Data lines.

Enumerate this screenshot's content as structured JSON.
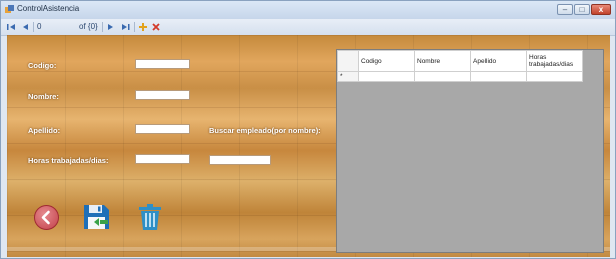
...
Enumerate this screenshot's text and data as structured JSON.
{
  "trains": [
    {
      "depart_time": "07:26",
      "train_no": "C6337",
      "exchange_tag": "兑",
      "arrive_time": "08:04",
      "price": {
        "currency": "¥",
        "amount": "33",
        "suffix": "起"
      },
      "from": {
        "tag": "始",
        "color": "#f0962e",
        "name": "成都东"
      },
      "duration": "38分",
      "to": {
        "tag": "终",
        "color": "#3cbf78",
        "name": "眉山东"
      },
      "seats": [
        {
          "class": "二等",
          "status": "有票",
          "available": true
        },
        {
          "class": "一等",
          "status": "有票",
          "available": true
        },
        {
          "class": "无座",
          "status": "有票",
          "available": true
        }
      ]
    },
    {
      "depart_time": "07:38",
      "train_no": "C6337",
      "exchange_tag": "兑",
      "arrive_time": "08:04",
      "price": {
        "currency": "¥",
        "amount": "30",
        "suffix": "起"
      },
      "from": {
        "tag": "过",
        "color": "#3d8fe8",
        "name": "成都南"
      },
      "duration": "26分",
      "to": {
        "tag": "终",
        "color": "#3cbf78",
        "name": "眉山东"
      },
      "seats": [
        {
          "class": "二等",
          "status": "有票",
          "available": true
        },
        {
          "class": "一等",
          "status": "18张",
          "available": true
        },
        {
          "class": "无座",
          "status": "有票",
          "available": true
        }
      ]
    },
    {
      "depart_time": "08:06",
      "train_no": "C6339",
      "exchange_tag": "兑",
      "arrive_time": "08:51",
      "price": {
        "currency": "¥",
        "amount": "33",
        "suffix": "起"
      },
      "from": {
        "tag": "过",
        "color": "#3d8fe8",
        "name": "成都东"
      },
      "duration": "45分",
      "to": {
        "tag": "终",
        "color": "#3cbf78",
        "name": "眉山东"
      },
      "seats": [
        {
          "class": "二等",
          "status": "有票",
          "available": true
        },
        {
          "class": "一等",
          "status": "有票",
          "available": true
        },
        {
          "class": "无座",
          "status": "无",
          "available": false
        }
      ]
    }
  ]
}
==
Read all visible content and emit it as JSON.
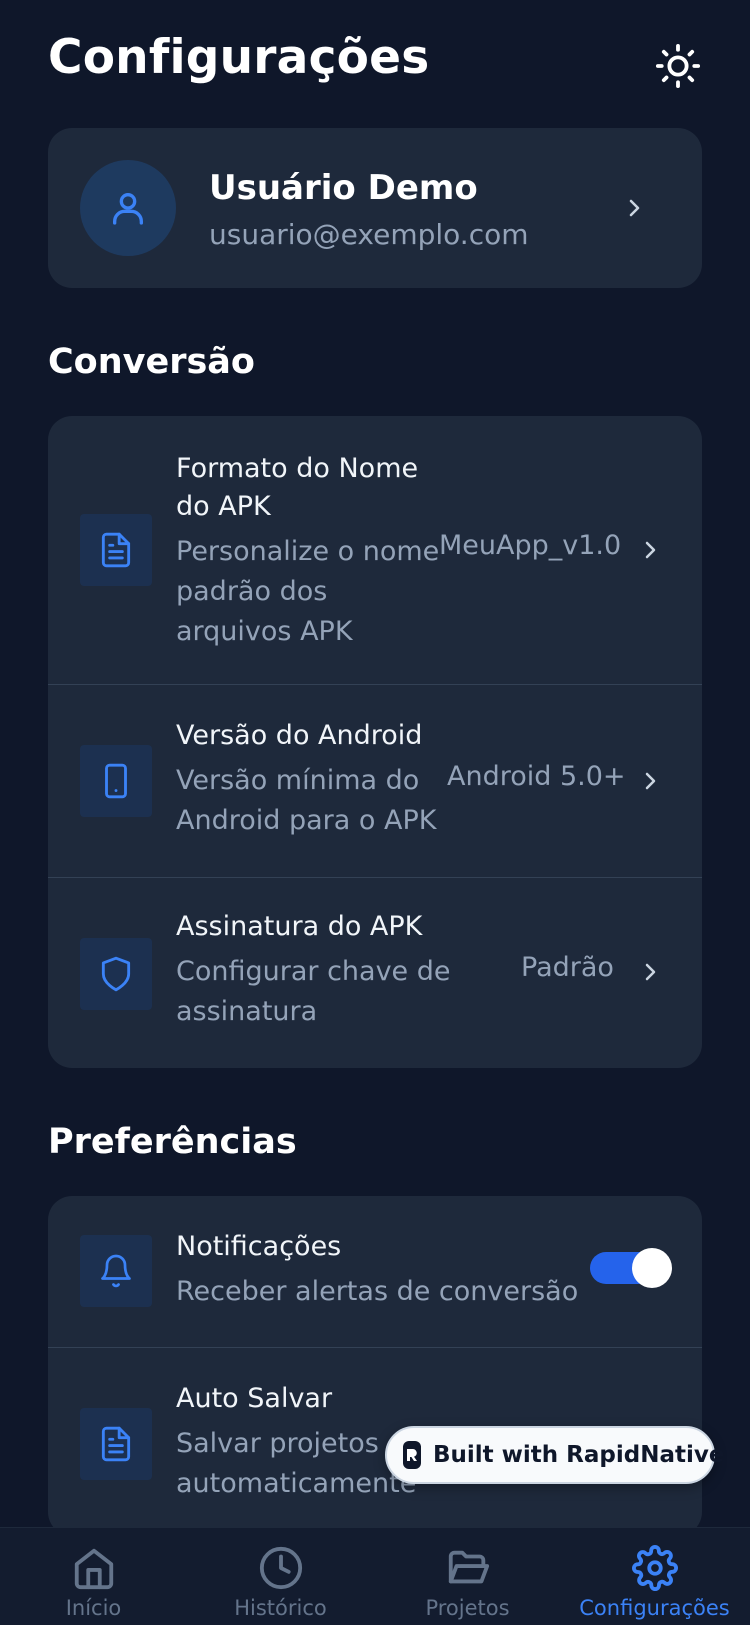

Task details.
Show every line in the entries where the string "content" occurs.

Solved exercise.
Enumerate this screenshot's content as structured JSON.
Read all visible content and emit it as JSON.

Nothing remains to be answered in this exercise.